::: Records for processing :::

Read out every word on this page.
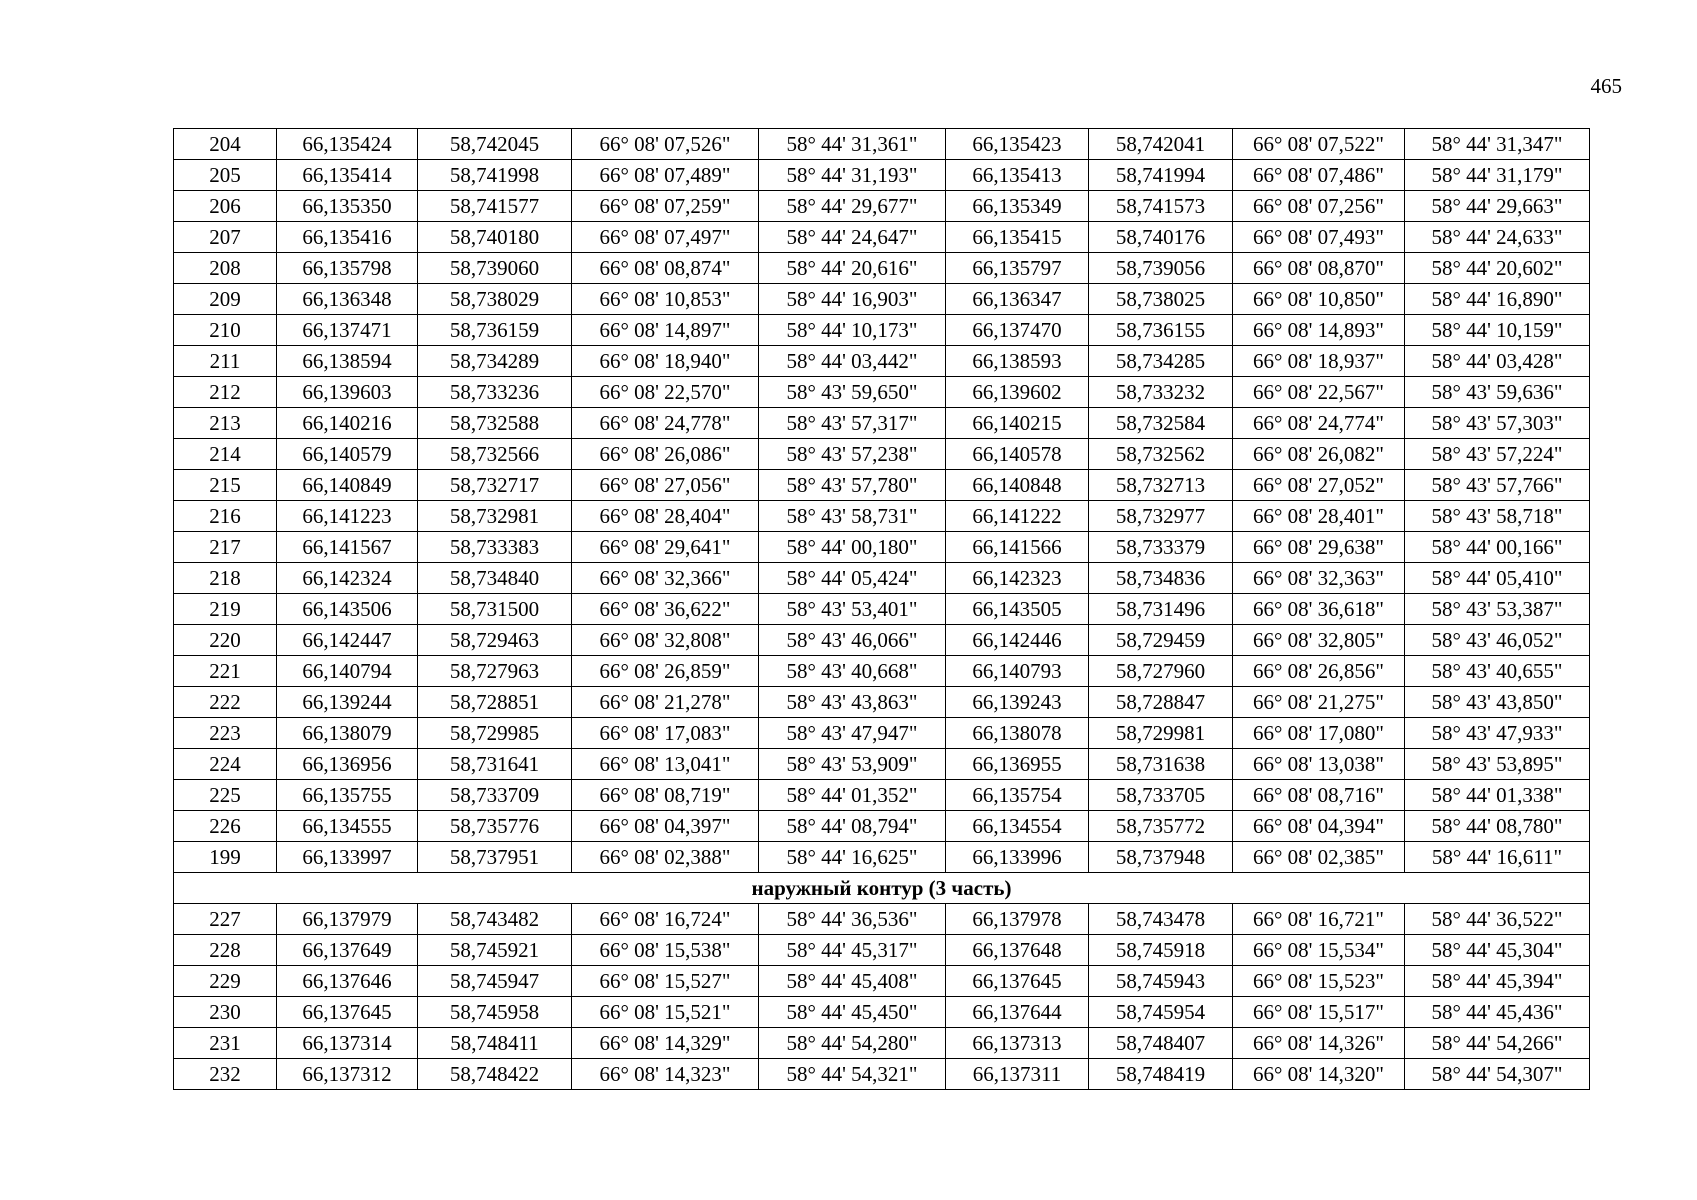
465
204	66,135424	58,742045	66° 08' 07,526"	58° 44' 31,361"	66,135423	58,742041	66° 08' 07,522"	58° 44' 31,347"
205	66,135414	58,741998	66° 08' 07,489"	58° 44' 31,193"	66,135413	58,741994	66° 08' 07,486"	58° 44' 31,179"
206	66,135350	58,741577	66° 08' 07,259"	58° 44' 29,677"	66,135349	58,741573	66° 08' 07,256"	58° 44' 29,663"
207	66,135416	58,740180	66° 08' 07,497"	58° 44' 24,647"	66,135415	58,740176	66° 08' 07,493"	58° 44' 24,633"
208	66,135798	58,739060	66° 08' 08,874"	58° 44' 20,616"	66,135797	58,739056	66° 08' 08,870"	58° 44' 20,602"
209	66,136348	58,738029	66° 08' 10,853"	58° 44' 16,903"	66,136347	58,738025	66° 08' 10,850"	58° 44' 16,890"
210	66,137471	58,736159	66° 08' 14,897"	58° 44' 10,173"	66,137470	58,736155	66° 08' 14,893"	58° 44' 10,159"
211	66,138594	58,734289	66° 08' 18,940"	58° 44' 03,442"	66,138593	58,734285	66° 08' 18,937"	58° 44' 03,428"
212	66,139603	58,733236	66° 08' 22,570"	58° 43' 59,650"	66,139602	58,733232	66° 08' 22,567"	58° 43' 59,636"
213	66,140216	58,732588	66° 08' 24,778"	58° 43' 57,317"	66,140215	58,732584	66° 08' 24,774"	58° 43' 57,303"
214	66,140579	58,732566	66° 08' 26,086"	58° 43' 57,238"	66,140578	58,732562	66° 08' 26,082"	58° 43' 57,224"
215	66,140849	58,732717	66° 08' 27,056"	58° 43' 57,780"	66,140848	58,732713	66° 08' 27,052"	58° 43' 57,766"
216	66,141223	58,732981	66° 08' 28,404"	58° 43' 58,731"	66,141222	58,732977	66° 08' 28,401"	58° 43' 58,718"
217	66,141567	58,733383	66° 08' 29,641"	58° 44' 00,180"	66,141566	58,733379	66° 08' 29,638"	58° 44' 00,166"
218	66,142324	58,734840	66° 08' 32,366"	58° 44' 05,424"	66,142323	58,734836	66° 08' 32,363"	58° 44' 05,410"
219	66,143506	58,731500	66° 08' 36,622"	58° 43' 53,401"	66,143505	58,731496	66° 08' 36,618"	58° 43' 53,387"
220	66,142447	58,729463	66° 08' 32,808"	58° 43' 46,066"	66,142446	58,729459	66° 08' 32,805"	58° 43' 46,052"
221	66,140794	58,727963	66° 08' 26,859"	58° 43' 40,668"	66,140793	58,727960	66° 08' 26,856"	58° 43' 40,655"
222	66,139244	58,728851	66° 08' 21,278"	58° 43' 43,863"	66,139243	58,728847	66° 08' 21,275"	58° 43' 43,850"
223	66,138079	58,729985	66° 08' 17,083"	58° 43' 47,947"	66,138078	58,729981	66° 08' 17,080"	58° 43' 47,933"
224	66,136956	58,731641	66° 08' 13,041"	58° 43' 53,909"	66,136955	58,731638	66° 08' 13,038"	58° 43' 53,895"
225	66,135755	58,733709	66° 08' 08,719"	58° 44' 01,352"	66,135754	58,733705	66° 08' 08,716"	58° 44' 01,338"
226	66,134555	58,735776	66° 08' 04,397"	58° 44' 08,794"	66,134554	58,735772	66° 08' 04,394"	58° 44' 08,780"
199	66,133997	58,737951	66° 08' 02,388"	58° 44' 16,625"	66,133996	58,737948	66° 08' 02,385"	58° 44' 16,611"
наружный контур (3 часть)								
227	66,137979	58,743482	66° 08' 16,724"	58° 44' 36,536"	66,137978	58,743478	66° 08' 16,721"	58° 44' 36,522"
228	66,137649	58,745921	66° 08' 15,538"	58° 44' 45,317"	66,137648	58,745918	66° 08' 15,534"	58° 44' 45,304"
229	66,137646	58,745947	66° 08' 15,527"	58° 44' 45,408"	66,137645	58,745943	66° 08' 15,523"	58° 44' 45,394"
230	66,137645	58,745958	66° 08' 15,521"	58° 44' 45,450"	66,137644	58,745954	66° 08' 15,517"	58° 44' 45,436"
231	66,137314	58,748411	66° 08' 14,329"	58° 44' 54,280"	66,137313	58,748407	66° 08' 14,326"	58° 44' 54,266"
232	66,137312	58,748422	66° 08' 14,323"	58° 44' 54,321"	66,137311	58,748419	66° 08' 14,320"	58° 44' 54,307"
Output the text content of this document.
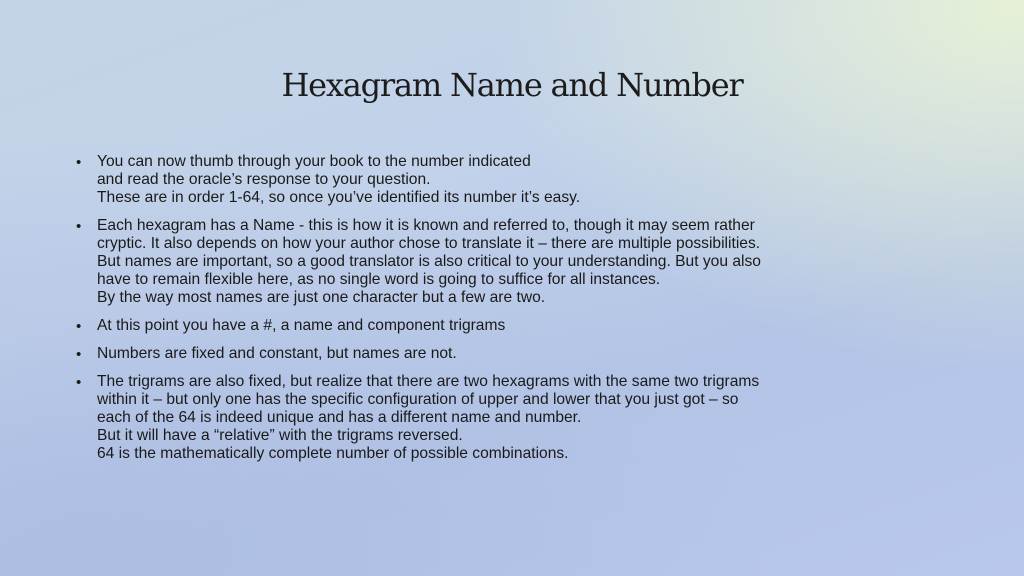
Hexagram Name and Number
• You can now thumb through your book to the number indicated
and read the oracle’s response to your question.
These are in order 1-64, so once you’ve identified its number it’s easy.
• Each hexagram has a Name - this is how it is known and referred to, though it may seem rather
cryptic. It also depends on how your author chose to translate it – there are multiple possibilities.
But names are important, so a good translator is also critical to your understanding. But you also
have to remain flexible here, as no single word is going to suffice for all instances.
By the way most names are just one character but a few are two.
• At this point you have a #, a name and component trigrams
• Numbers are fixed and constant, but names are not.
• The trigrams are also fixed, but realize that there are two hexagrams with the same two trigrams
within it – but only one has the specific configuration of upper and lower that you just got – so
each of the 64 is indeed unique and has a different name and number.
But it will have a “relative” with the trigrams reversed.
64 is the mathematically complete number of possible combinations.
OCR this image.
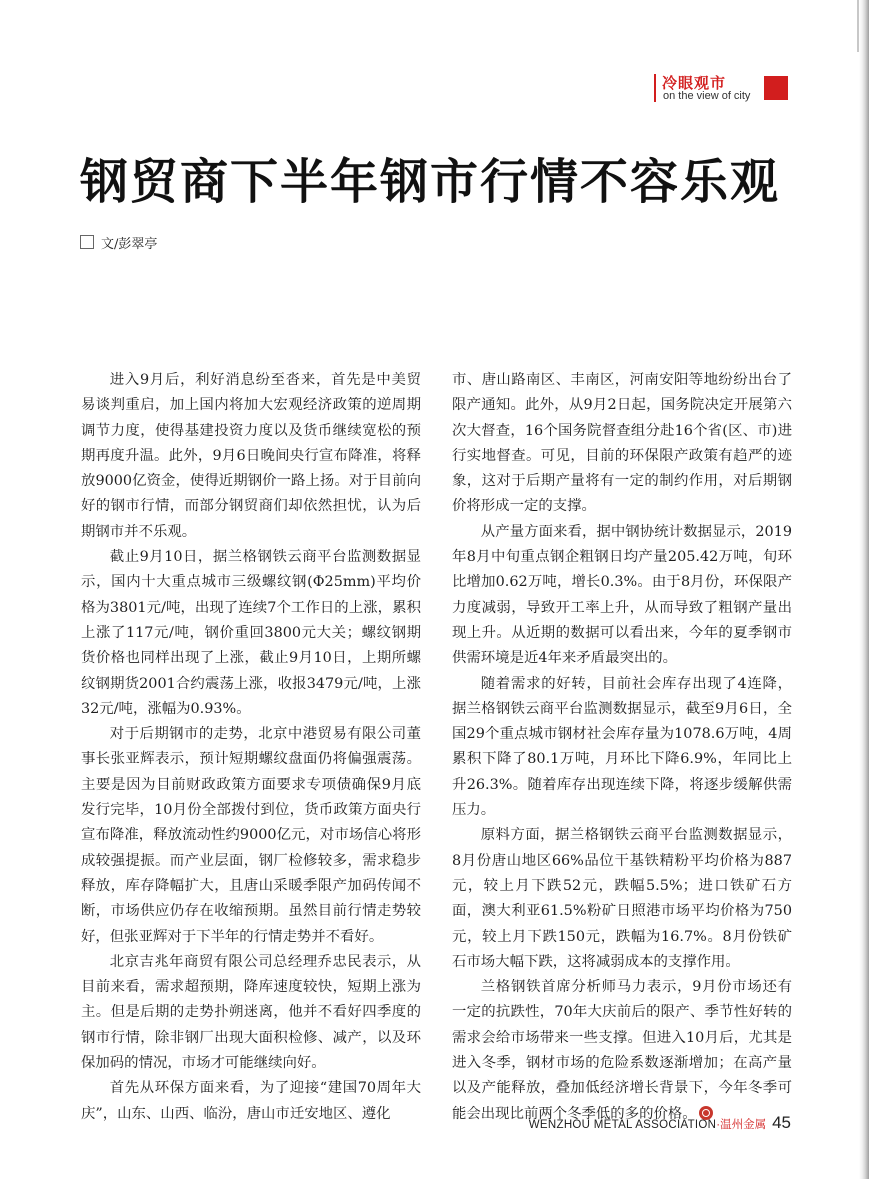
冷眼观市
on the view of city
钢贸商下半年钢市行情不容乐观
文/彭翠亭

进入9月后，利好消息纷至沓来，首先是中美贸易谈判重启，加上国内将加大宏观经济政策的逆周期调节力度，使得基建投资力度以及货币继续宽松的预期再度升温。此外，9月6日晚间央行宣布降准，将释放9000亿资金，使得近期钢价一路上扬。对于目前向好的钢市行情，而部分钢贸商们却依然担忧，认为后期钢市并不乐观。

截止9月10日，据兰格钢铁云商平台监测数据显示，国内十大重点城市三级螺纹钢(Φ25mm)平均价格为3801元/吨，出现了连续7个工作日的上涨，累积上涨了117元/吨，钢价重回3800元大关；螺纹钢期货价格也同样出现了上涨，截止9月10日，上期所螺纹钢期货2001合约震荡上涨，收报3479元/吨，上涨32元/吨，涨幅为0.93%。

对于后期钢市的走势，北京中港贸易有限公司董事长张亚辉表示，预计短期螺纹盘面仍将偏强震荡。主要是因为目前财政政策方面要求专项债确保9月底发行完毕，10月份全部拨付到位，货币政策方面央行宣布降准，释放流动性约9000亿元，对市场信心将形成较强提振。而产业层面，钢厂检修较多，需求稳步释放，库存降幅扩大，且唐山采暖季限产加码传闻不断，市场供应仍存在收缩预期。虽然目前行情走势较好，但张亚辉对于下半年的行情走势并不看好。

北京吉兆年商贸有限公司总经理乔忠民表示，从目前来看，需求超预期，降库速度较快，短期上涨为主。但是后期的走势扑朔迷离，他并不看好四季度的钢市行情，除非钢厂出现大面积检修、减产，以及环保加码的情况，市场才可能继续向好。

首先从环保方面来看，为了迎接“建国70周年大庆”，山东、山西、临汾，唐山市迁安地区、遵化

市、唐山路南区、丰南区，河南安阳等地纷纷出台了限产通知。此外，从9月2日起，国务院决定开展第六次大督查，16个国务院督查组分赴16个省(区、市)进行实地督查。可见，目前的环保限产政策有趋严的迹象，这对于后期产量将有一定的制约作用，对后期钢价将形成一定的支撑。

从产量方面来看，据中钢协统计数据显示，2019年8月中旬重点钢企粗钢日均产量205.42万吨，旬环比增加0.62万吨，增长0.3%。由于8月份，环保限产力度减弱，导致开工率上升，从而导致了粗钢产量出现上升。从近期的数据可以看出来，今年的夏季钢市供需环境是近4年来矛盾最突出的。

随着需求的好转，目前社会库存出现了4连降，据兰格钢铁云商平台监测数据显示，截至9月6日，全国29个重点城市钢材社会库存量为1078.6万吨，4周累积下降了80.1万吨，月环比下降6.9%，年同比上升26.3%。随着库存出现连续下降，将逐步缓解供需压力。

原料方面，据兰格钢铁云商平台监测数据显示，8月份唐山地区66%品位干基铁精粉平均价格为887元，较上月下跌52元，跌幅5.5%；进口铁矿石方面，澳大利亚61.5%粉矿日照港市场平均价格为750元，较上月下跌150元，跌幅为16.7%。8月份铁矿石市场大幅下跌，这将减弱成本的支撑作用。

兰格钢铁首席分析师马力表示，9月份市场还有一定的抗跌性，70年大庆前后的限产、季节性好转的需求会给市场带来一些支撑。但进入10月后，尤其是进入冬季，钢材市场的危险系数逐渐增加；在高产量以及产能释放，叠加低经济增长背景下，今年冬季可能会出现比前两个冬季低的多的价格。

WENZHOU METAL ASSOCIATION·温州金属 45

:::

**Work to be completed:** Of the lines in the data, how many hold the string "there"? State the number, nothing else.

**Task output:** 2